Problem details: Each line containing the word "Communication" should be found and copied.

Items:

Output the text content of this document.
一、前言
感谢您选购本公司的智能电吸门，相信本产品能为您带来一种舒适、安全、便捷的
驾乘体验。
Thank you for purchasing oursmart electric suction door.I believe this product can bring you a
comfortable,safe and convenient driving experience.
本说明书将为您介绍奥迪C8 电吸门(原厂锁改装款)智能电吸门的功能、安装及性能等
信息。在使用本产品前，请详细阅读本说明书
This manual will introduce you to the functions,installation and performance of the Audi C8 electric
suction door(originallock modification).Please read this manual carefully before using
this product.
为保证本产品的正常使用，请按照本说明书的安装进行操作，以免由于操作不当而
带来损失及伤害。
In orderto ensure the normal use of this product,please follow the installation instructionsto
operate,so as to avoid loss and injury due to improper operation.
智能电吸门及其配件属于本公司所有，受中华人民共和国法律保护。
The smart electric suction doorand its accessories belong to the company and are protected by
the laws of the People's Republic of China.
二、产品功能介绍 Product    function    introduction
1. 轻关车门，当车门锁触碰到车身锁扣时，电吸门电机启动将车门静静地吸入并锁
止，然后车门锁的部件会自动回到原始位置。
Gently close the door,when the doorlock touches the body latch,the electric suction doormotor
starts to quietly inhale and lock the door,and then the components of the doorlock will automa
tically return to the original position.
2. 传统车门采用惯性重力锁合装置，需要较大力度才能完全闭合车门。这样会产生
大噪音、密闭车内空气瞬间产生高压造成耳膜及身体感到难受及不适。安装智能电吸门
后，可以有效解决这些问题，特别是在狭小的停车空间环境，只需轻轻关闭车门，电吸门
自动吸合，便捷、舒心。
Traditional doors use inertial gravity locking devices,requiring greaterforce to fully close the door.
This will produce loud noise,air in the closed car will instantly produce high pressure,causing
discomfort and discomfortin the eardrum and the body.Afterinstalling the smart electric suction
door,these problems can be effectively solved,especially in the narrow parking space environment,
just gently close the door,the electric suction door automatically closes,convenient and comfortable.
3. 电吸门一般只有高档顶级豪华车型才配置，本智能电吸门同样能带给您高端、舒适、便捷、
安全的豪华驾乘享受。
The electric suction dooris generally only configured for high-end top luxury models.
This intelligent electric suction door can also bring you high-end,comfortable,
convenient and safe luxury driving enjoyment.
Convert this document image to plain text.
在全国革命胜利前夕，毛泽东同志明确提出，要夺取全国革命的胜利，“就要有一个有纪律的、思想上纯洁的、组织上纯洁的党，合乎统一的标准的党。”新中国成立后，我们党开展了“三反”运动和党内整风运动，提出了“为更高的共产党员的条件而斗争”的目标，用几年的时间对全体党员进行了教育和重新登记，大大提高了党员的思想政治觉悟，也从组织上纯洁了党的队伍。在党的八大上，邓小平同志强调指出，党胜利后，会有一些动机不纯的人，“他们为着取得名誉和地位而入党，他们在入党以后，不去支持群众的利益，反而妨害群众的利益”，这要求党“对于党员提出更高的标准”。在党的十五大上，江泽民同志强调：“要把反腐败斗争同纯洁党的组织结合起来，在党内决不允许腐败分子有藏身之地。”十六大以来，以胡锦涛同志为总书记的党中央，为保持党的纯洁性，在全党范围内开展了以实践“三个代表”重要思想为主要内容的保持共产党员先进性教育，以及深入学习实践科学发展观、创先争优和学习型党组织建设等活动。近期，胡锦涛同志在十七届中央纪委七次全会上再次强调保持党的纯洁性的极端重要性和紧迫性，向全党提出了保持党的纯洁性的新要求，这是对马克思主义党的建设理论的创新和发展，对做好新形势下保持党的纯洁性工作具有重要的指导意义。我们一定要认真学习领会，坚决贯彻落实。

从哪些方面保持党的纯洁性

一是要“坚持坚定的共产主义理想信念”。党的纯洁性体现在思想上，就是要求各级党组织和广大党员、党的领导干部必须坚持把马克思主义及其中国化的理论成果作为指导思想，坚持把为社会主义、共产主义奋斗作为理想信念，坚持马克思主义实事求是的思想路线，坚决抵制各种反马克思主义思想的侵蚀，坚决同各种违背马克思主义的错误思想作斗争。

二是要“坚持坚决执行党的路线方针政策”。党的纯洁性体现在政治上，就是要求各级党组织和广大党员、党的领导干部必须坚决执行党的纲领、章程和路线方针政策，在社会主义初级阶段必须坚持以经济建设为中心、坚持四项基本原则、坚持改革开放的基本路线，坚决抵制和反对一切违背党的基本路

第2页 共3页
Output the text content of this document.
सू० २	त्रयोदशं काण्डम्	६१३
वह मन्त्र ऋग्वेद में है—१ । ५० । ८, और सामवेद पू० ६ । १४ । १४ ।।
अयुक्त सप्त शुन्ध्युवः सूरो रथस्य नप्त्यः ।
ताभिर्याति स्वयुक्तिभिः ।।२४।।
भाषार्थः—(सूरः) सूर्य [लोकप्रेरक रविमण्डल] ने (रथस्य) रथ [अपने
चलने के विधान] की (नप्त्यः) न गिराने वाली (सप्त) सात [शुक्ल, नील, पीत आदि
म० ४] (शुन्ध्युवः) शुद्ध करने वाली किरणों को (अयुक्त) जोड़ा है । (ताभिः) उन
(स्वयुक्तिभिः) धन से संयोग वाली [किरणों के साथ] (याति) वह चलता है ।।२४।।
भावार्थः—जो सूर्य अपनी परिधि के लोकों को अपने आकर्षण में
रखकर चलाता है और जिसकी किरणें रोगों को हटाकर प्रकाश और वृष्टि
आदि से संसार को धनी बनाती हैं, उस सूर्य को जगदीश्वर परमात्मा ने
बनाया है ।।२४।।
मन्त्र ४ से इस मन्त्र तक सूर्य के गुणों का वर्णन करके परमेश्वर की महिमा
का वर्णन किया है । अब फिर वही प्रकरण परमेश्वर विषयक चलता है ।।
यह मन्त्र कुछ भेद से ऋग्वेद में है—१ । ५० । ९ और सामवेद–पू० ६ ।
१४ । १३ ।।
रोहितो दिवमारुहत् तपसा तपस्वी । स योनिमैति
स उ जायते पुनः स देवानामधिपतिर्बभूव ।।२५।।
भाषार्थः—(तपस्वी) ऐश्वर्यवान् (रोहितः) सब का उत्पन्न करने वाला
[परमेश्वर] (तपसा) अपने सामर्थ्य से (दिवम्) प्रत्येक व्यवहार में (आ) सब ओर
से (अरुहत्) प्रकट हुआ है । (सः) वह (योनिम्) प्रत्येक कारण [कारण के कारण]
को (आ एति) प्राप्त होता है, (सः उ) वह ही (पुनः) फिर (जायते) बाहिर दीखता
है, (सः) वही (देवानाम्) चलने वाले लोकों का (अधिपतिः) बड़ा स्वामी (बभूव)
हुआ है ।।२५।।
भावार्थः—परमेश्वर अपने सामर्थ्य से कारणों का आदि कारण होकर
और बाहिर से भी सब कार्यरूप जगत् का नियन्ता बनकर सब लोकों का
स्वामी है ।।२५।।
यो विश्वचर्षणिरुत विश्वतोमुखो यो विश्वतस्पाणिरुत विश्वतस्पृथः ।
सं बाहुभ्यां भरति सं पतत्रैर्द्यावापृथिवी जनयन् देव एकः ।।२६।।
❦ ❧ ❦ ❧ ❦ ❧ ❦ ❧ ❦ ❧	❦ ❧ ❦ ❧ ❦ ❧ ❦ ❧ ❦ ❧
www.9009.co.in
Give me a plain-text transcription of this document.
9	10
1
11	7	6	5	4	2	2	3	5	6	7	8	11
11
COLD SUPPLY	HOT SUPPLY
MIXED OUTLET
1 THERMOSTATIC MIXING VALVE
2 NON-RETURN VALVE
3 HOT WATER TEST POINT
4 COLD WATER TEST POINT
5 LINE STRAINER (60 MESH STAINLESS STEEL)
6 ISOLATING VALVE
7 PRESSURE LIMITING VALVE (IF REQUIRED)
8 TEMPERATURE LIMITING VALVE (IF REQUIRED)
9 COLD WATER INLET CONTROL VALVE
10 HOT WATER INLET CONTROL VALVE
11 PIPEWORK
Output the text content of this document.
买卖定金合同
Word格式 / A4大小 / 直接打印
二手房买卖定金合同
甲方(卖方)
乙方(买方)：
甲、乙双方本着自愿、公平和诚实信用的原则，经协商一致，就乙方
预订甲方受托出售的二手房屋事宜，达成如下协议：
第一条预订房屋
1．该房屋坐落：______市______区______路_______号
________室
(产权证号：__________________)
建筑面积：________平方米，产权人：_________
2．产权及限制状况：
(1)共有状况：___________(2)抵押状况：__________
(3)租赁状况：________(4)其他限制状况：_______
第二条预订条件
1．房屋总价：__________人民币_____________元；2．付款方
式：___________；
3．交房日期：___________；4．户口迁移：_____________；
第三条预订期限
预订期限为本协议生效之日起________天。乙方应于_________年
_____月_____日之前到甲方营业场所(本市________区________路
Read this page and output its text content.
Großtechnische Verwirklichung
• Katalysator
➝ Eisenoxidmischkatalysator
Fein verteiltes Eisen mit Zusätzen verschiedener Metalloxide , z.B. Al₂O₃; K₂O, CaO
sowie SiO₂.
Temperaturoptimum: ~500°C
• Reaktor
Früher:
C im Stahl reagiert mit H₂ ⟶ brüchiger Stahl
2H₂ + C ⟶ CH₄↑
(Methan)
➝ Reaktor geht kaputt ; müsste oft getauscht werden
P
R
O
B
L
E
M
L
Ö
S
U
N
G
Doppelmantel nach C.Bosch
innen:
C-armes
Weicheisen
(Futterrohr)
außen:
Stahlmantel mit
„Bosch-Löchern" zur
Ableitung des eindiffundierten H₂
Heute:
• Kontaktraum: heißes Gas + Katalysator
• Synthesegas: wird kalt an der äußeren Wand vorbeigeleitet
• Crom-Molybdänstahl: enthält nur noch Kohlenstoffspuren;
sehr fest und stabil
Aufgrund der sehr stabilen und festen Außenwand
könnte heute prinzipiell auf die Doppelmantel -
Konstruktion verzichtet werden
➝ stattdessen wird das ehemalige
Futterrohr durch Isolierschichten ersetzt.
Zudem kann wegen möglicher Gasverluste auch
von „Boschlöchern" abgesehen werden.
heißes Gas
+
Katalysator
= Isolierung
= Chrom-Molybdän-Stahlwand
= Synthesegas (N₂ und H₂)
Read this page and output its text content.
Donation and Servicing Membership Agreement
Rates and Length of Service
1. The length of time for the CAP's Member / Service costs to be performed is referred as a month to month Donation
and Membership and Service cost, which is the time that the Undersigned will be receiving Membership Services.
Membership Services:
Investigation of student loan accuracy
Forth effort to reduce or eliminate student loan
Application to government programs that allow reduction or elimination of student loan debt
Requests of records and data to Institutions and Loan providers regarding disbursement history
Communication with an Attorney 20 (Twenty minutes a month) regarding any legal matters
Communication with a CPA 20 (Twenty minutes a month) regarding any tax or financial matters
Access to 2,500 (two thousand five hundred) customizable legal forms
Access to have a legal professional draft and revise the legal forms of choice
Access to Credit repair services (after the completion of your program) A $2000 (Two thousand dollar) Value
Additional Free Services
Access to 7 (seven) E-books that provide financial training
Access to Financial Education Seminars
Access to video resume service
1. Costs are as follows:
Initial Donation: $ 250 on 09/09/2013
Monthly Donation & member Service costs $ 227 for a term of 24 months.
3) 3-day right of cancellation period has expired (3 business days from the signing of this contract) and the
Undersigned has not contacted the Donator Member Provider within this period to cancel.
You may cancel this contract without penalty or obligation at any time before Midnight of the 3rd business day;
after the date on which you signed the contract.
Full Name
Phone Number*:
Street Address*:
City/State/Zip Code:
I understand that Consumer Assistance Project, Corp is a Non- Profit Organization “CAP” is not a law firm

Answer in full:
Communication with an Attorney 20 (Twenty minutes a month) regarding any legal matters
Communication with a CPA 20 (Twenty minutes a month) regarding any tax or financial matters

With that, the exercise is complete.